DESCRIPTION OF THE TASK: Drop the images; return everything else in the listing below exactly.

LISTED RECORDS:
┄┄┄┄┄┄┄┄┄┄
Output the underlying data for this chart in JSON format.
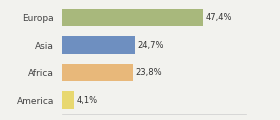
{
  "categories": [
    "Europa",
    "Asia",
    "Africa",
    "America"
  ],
  "values": [
    47.4,
    24.7,
    23.8,
    4.1
  ],
  "labels": [
    "47,4%",
    "24,7%",
    "23,8%",
    "4,1%"
  ],
  "bar_colors": [
    "#a8b87c",
    "#6e8fc0",
    "#e8b87a",
    "#e8d870"
  ],
  "background_color": "#f2f2ee",
  "figsize": [
    2.8,
    1.2
  ],
  "dpi": 100
}
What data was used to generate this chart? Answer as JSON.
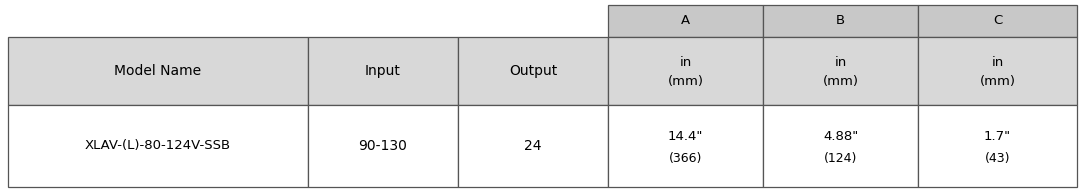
{
  "background_color": "#ffffff",
  "header_bg": "#c8c8c8",
  "cell_bg": "#d8d8d8",
  "data_bg": "#ffffff",
  "border_color": "#555555",
  "text_color": "#000000",
  "col_headers_top": [
    "A",
    "B",
    "C"
  ],
  "col_headers_mid": [
    "Model Name",
    "Input",
    "Output"
  ],
  "unit_line1": "in",
  "unit_line2": "(mm)",
  "model_name": "XLAV-(L)-80-124V-SSB",
  "input_val": "90-130",
  "output_val": "24",
  "A_line1": "14.4\"",
  "A_line2": "(366)",
  "B_line1": "4.88\"",
  "B_line2": "(124)",
  "C_line1": "1.7\"",
  "C_line2": "(43)",
  "fig_width": 10.85,
  "fig_height": 1.95,
  "dpi": 100
}
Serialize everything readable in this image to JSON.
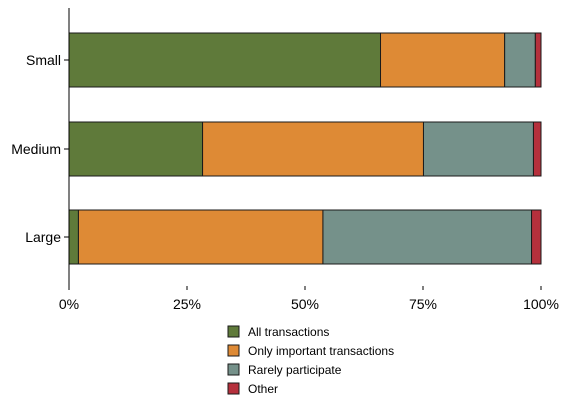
{
  "chart_data": {
    "type": "bar",
    "orientation": "horizontal",
    "stacked": true,
    "categories": [
      "Small",
      "Medium",
      "Large"
    ],
    "series": [
      {
        "name": "All transactions",
        "color": "#5f7a3a",
        "values": [
          66,
          28.3,
          2
        ]
      },
      {
        "name": "Only important transactions",
        "color": "#de8a35",
        "values": [
          26.3,
          46.8,
          51.8
        ]
      },
      {
        "name": "Rarely participate",
        "color": "#75918a",
        "values": [
          6.5,
          23.3,
          44.2
        ]
      },
      {
        "name": "Other",
        "color": "#b5303c",
        "values": [
          1.2,
          1.6,
          2
        ]
      }
    ],
    "xlim": [
      0,
      100
    ],
    "xticks": [
      "0%",
      "25%",
      "50%",
      "75%",
      "100%"
    ],
    "xtick_values": [
      0,
      25,
      50,
      75,
      100
    ],
    "title": "",
    "xlabel": "",
    "ylabel": "",
    "grid": false,
    "legend_position": "bottom"
  }
}
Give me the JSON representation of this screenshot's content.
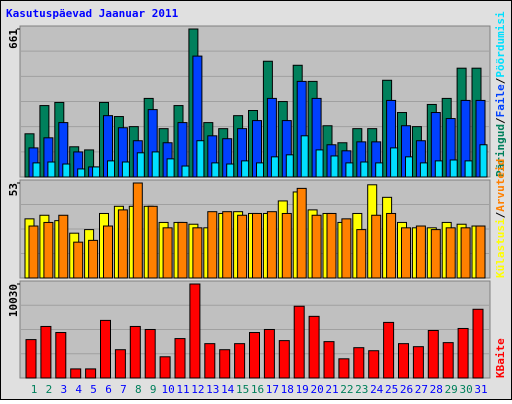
{
  "chart_data": [
    {
      "type": "bar",
      "title": "Kasutuspäevad Jaanuar 2011",
      "ylim": [
        0,
        661
      ],
      "yticks": [
        661
      ],
      "legend_separator": "/",
      "series": [
        {
          "name": "Päringud",
          "color": "#00805c",
          "values": [
            193,
            319,
            333,
            135,
            121,
            333,
            270,
            225,
            351,
            216,
            319,
            661,
            243,
            216,
            274,
            297,
            517,
            337,
            499,
            427,
            229,
            153,
            216,
            216,
            432,
            288,
            225,
            324,
            351,
            486,
            486
          ]
        },
        {
          "name": "Faile",
          "color": "#0040ff",
          "values": [
            130,
            175,
            243,
            112,
            45,
            274,
            220,
            162,
            301,
            153,
            243,
            540,
            184,
            171,
            216,
            252,
            351,
            252,
            427,
            351,
            144,
            117,
            157,
            157,
            342,
            229,
            162,
            288,
            261,
            342,
            342
          ]
        },
        {
          "name": "Pöördumisi",
          "color": "#00e0ff",
          "values": [
            63,
            67,
            58,
            36,
            45,
            72,
            67,
            108,
            112,
            81,
            49,
            162,
            63,
            58,
            72,
            63,
            90,
            99,
            184,
            121,
            94,
            63,
            67,
            63,
            130,
            90,
            63,
            72,
            76,
            72,
            144
          ]
        }
      ]
    },
    {
      "type": "bar",
      "ylim": [
        0,
        53
      ],
      "yticks": [
        53
      ],
      "legend_separator": "/",
      "series": [
        {
          "name": "Külastusi",
          "color": "#ffff00",
          "values": [
            33,
            35,
            32,
            25,
            27,
            36,
            40,
            40,
            40,
            31,
            31,
            30,
            28,
            36,
            37,
            36,
            36,
            43,
            48,
            38,
            36,
            31,
            36,
            52,
            45,
            31,
            28,
            28,
            31,
            30,
            29
          ]
        },
        {
          "name": "Arvuteid",
          "color": "#ff8000",
          "values": [
            29,
            31,
            35,
            20,
            21,
            29,
            38,
            53,
            40,
            28,
            31,
            28,
            37,
            37,
            35,
            36,
            37,
            36,
            50,
            35,
            36,
            33,
            27,
            35,
            36,
            28,
            29,
            27,
            28,
            28,
            29
          ]
        }
      ]
    },
    {
      "type": "bar",
      "ylim": [
        0,
        10030
      ],
      "yticks": [
        10030
      ],
      "categories": [
        "1",
        "2",
        "3",
        "4",
        "5",
        "6",
        "7",
        "8",
        "9",
        "10",
        "11",
        "12",
        "13",
        "14",
        "15",
        "16",
        "17",
        "18",
        "19",
        "20",
        "21",
        "22",
        "23",
        "24",
        "25",
        "26",
        "27",
        "28",
        "29",
        "30",
        "31"
      ],
      "category_label_colors": [
        "#00805c",
        "#00805c",
        "#0000ff",
        "#0000ff",
        "#0000ff",
        "#0000ff",
        "#0000ff",
        "#00805c",
        "#00805c",
        "#0000ff",
        "#0000ff",
        "#0000ff",
        "#0000ff",
        "#0000ff",
        "#00805c",
        "#00805c",
        "#0000ff",
        "#0000ff",
        "#0000ff",
        "#0000ff",
        "#0000ff",
        "#00805c",
        "#00805c",
        "#0000ff",
        "#0000ff",
        "#0000ff",
        "#0000ff",
        "#0000ff",
        "#00805c",
        "#00805c",
        "#0000ff"
      ],
      "series": [
        {
          "name": "KBaite",
          "color": "#ff0000",
          "values": [
            4098,
            5500,
            4853,
            971,
            971,
            6147,
            3020,
            5500,
            5177,
            2265,
            4206,
            10030,
            3667,
            3020,
            3667,
            4853,
            5177,
            3990,
            7657,
            6579,
            3882,
            2049,
            3236,
            2912,
            5932,
            3667,
            3344,
            5069,
            3775,
            5285,
            7334
          ]
        }
      ]
    }
  ]
}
┄┄┄┄┄┄┄┄┄┄
ANSWER FOR THIS EXERCISE:
Output the underlying data for this chart in JSON format.
{
  "categories": [
    "Europa",
    "Asia",
    "Africa",
    "America"
  ],
  "values": [
    47.4,
    24.7,
    23.8,
    4.1
  ],
  "labels": [
    "47,4%",
    "24,7%",
    "23,8%",
    "4,1%"
  ],
  "bar_colors": [
    "#a8b87c",
    "#6e8fc0",
    "#e8b87a",
    "#e8d870"
  ],
  "background_color": "#f2f2ee",
  "figsize": [
    2.8,
    1.2
  ],
  "dpi": 100
}
What data was used to generate this chart? Answer as JSON.
{
  "background_color": "#ffffff",
  "header_bg": "#c8c8c8",
  "cell_bg": "#d8d8d8",
  "data_bg": "#ffffff",
  "border_color": "#555555",
  "text_color": "#000000",
  "col_headers_top": [
    "A",
    "B",
    "C"
  ],
  "col_headers_mid": [
    "Model Name",
    "Input",
    "Output"
  ],
  "unit_line1": "in",
  "unit_line2": "(mm)",
  "model_name": "XLAV-(L)-80-124V-SSB",
  "input_val": "90-130",
  "output_val": "24",
  "A_line1": "14.4\"",
  "A_line2": "(366)",
  "B_line1": "4.88\"",
  "B_line2": "(124)",
  "C_line1": "1.7\"",
  "C_line2": "(43)",
  "fig_width": 10.85,
  "fig_height": 1.95,
  "dpi": 100
}
Serialize everything readable in this image to JSON.
{
  "chart_data": {
    "type": "bar",
    "orientation": "horizontal",
    "stacked": true,
    "categories": [
      "Small",
      "Medium",
      "Large"
    ],
    "series": [
      {
        "name": "All transactions",
        "color": "#5f7a3a",
        "values": [
          66,
          28.3,
          2
        ]
      },
      {
        "name": "Only important transactions",
        "color": "#de8a35",
        "values": [
          26.3,
          46.8,
          51.8
        ]
      },
      {
        "name": "Rarely participate",
        "color": "#75918a",
        "values": [
          6.5,
          23.3,
          44.2
        ]
      },
      {
        "name": "Other",
        "color": "#b5303c",
        "values": [
          1.2,
          1.6,
          2
        ]
      }
    ],
    "xlim": [
      0,
      100
    ],
    "xticks": [
      "0%",
      "25%",
      "50%",
      "75%",
      "100%"
    ],
    "xtick_values": [
      0,
      25,
      50,
      75,
      100
    ],
    "title": "",
    "xlabel": "",
    "ylabel": "",
    "grid": false,
    "legend_position": "bottom"
  }
}
Give me the JSON representation of this screenshot's content.
{
  "chart_data": [
    {
      "type": "bar",
      "title": "Kasutuspäevad Jaanuar 2011",
      "ylim": [
        0,
        661
      ],
      "yticks": [
        661
      ],
      "legend_separator": "/",
      "series": [
        {
          "name": "Päringud",
          "color": "#00805c",
          "values": [
            193,
            319,
            333,
            135,
            121,
            333,
            270,
            225,
            351,
            216,
            319,
            661,
            243,
            216,
            274,
            297,
            517,
            337,
            499,
            427,
            229,
            153,
            216,
            216,
            432,
            288,
            225,
            324,
            351,
            486,
            486
          ]
        },
        {
          "name": "Faile",
          "color": "#0040ff",
          "values": [
            130,
            175,
            243,
            112,
            45,
            274,
            220,
            162,
            301,
            153,
            243,
            540,
            184,
            171,
            216,
            252,
            351,
            252,
            427,
            351,
            144,
            117,
            157,
            157,
            342,
            229,
            162,
            288,
            261,
            342,
            342
          ]
        },
        {
          "name": "Pöördumisi",
          "color": "#00e0ff",
          "values": [
            63,
            67,
            58,
            36,
            45,
            72,
            67,
            108,
            112,
            81,
            49,
            162,
            63,
            58,
            72,
            63,
            90,
            99,
            184,
            121,
            94,
            63,
            67,
            63,
            130,
            90,
            63,
            72,
            76,
            72,
            144
          ]
        }
      ]
    },
    {
      "type": "bar",
      "ylim": [
        0,
        53
      ],
      "yticks": [
        53
      ],
      "legend_separator": "/",
      "series": [
        {
          "name": "Külastusi",
          "color": "#ffff00",
          "values": [
            33,
            35,
            32,
            25,
            27,
            36,
            40,
            40,
            40,
            31,
            31,
            30,
            28,
            36,
            37,
            36,
            36,
            43,
            48,
            38,
            36,
            31,
            36,
            52,
            45,
            31,
            28,
            28,
            31,
            30,
            29
          ]
        },
        {
          "name": "Arvuteid",
          "color": "#ff8000",
          "values": [
            29,
            31,
            35,
            20,
            21,
            29,
            38,
            53,
            40,
            28,
            31,
            28,
            37,
            37,
            35,
            36,
            37,
            36,
            50,
            35,
            36,
            33,
            27,
            35,
            36,
            28,
            29,
            27,
            28,
            28,
            29
          ]
        }
      ]
    },
    {
      "type": "bar",
      "ylim": [
        0,
        10030
      ],
      "yticks": [
        10030
      ],
      "categories": [
        "1",
        "2",
        "3",
        "4",
        "5",
        "6",
        "7",
        "8",
        "9",
        "10",
        "11",
        "12",
        "13",
        "14",
        "15",
        "16",
        "17",
        "18",
        "19",
        "20",
        "21",
        "22",
        "23",
        "24",
        "25",
        "26",
        "27",
        "28",
        "29",
        "30",
        "31"
      ],
      "category_label_colors": [
        "#00805c",
        "#00805c",
        "#0000ff",
        "#0000ff",
        "#0000ff",
        "#0000ff",
        "#0000ff",
        "#00805c",
        "#00805c",
        "#0000ff",
        "#0000ff",
        "#0000ff",
        "#0000ff",
        "#0000ff",
        "#00805c",
        "#00805c",
        "#0000ff",
        "#0000ff",
        "#0000ff",
        "#0000ff",
        "#0000ff",
        "#00805c",
        "#00805c",
        "#0000ff",
        "#0000ff",
        "#0000ff",
        "#0000ff",
        "#0000ff",
        "#00805c",
        "#00805c",
        "#0000ff"
      ],
      "series": [
        {
          "name": "KBaite",
          "color": "#ff0000",
          "values": [
            4098,
            5500,
            4853,
            971,
            971,
            6147,
            3020,
            5500,
            5177,
            2265,
            4206,
            10030,
            3667,
            3020,
            3667,
            4853,
            5177,
            3990,
            7657,
            6579,
            3882,
            2049,
            3236,
            2912,
            5932,
            3667,
            3344,
            5069,
            3775,
            5285,
            7334
          ]
        }
      ]
    }
  ]
}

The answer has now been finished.